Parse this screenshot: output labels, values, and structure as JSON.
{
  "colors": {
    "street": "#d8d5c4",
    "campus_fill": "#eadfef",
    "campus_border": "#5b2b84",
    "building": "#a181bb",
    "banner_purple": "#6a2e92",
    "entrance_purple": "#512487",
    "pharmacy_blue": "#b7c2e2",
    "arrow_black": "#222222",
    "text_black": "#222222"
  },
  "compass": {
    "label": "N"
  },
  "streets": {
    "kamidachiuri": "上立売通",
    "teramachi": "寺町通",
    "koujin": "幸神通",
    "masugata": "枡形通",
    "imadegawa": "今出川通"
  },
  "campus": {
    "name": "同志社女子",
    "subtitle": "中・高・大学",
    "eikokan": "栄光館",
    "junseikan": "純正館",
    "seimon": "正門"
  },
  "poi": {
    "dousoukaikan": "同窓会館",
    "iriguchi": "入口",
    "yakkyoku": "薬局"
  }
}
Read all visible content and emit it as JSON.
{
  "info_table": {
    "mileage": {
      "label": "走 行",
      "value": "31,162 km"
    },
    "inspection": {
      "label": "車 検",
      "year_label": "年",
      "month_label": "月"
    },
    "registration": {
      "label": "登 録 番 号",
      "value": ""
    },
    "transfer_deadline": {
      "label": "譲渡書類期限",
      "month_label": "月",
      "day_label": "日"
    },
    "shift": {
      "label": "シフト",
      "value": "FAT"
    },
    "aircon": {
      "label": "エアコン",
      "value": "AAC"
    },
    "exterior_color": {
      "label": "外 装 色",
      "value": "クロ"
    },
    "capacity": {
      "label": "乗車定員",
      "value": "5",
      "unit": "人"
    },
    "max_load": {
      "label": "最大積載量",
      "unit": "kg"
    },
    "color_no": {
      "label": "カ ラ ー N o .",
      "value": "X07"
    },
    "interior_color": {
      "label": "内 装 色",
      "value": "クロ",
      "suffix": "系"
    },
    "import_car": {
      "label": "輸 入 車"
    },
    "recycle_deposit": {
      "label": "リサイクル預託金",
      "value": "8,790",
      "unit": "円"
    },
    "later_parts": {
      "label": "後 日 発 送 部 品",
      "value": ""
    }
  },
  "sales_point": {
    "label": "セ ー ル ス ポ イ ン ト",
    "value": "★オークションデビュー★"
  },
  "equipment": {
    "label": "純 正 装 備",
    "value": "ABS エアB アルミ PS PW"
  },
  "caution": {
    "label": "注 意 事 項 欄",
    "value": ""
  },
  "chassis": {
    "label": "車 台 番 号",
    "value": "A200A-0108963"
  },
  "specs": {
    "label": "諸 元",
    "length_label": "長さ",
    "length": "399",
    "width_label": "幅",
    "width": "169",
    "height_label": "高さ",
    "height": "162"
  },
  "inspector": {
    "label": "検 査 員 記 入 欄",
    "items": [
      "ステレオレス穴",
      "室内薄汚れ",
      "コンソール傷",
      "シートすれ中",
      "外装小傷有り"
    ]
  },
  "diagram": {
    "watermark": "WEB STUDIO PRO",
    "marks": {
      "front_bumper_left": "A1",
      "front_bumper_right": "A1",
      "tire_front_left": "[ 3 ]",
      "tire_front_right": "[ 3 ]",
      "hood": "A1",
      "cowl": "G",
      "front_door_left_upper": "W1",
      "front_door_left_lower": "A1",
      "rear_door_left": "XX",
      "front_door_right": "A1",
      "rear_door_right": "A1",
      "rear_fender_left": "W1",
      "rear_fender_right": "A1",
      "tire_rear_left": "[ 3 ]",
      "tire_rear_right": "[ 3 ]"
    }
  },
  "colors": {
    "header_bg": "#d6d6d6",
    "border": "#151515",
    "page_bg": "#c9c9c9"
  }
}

+ + + +

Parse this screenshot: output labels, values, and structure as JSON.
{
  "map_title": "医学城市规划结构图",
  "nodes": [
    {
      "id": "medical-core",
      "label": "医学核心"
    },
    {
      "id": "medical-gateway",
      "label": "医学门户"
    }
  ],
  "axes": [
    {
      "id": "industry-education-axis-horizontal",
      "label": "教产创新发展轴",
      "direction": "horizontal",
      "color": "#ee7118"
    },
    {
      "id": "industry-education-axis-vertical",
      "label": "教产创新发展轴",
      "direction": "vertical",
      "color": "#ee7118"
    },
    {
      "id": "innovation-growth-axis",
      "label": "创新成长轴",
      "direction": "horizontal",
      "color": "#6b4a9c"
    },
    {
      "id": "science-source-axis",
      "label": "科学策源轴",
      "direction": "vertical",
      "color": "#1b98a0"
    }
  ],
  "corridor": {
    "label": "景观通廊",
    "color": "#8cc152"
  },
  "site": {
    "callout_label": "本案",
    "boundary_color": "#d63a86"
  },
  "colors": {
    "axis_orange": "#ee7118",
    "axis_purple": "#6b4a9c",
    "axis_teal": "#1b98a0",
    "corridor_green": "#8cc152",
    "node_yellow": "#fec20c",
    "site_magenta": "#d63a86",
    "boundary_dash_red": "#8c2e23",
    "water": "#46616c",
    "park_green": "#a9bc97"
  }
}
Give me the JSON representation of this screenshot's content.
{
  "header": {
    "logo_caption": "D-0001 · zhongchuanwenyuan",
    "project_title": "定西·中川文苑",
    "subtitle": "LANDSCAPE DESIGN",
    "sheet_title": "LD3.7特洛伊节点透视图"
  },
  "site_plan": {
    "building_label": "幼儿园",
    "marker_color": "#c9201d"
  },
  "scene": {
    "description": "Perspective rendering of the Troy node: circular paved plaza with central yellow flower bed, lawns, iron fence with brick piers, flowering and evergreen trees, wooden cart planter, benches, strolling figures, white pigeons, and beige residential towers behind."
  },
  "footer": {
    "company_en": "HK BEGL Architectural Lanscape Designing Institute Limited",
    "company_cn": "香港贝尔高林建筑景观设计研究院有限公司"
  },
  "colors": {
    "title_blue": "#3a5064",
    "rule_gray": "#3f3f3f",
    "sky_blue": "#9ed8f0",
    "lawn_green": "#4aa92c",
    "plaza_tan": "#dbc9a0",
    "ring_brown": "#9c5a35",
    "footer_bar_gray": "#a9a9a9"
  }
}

+ + + +

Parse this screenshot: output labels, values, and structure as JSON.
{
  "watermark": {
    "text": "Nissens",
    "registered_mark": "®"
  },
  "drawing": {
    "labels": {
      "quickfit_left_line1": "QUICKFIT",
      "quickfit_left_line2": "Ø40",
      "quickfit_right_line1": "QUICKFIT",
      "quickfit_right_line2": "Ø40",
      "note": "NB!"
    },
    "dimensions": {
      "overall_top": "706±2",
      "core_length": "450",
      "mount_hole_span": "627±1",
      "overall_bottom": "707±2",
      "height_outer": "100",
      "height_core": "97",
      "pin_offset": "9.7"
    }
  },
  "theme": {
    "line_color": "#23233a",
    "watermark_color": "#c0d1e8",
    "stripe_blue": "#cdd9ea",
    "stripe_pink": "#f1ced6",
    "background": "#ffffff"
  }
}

+ + + +

Goal
Which lines hold the word "industry"? Show each one.

Worked answer
      "id": "industry-education-axis-horizontal",
      "id": "industry-education-axis-vertical",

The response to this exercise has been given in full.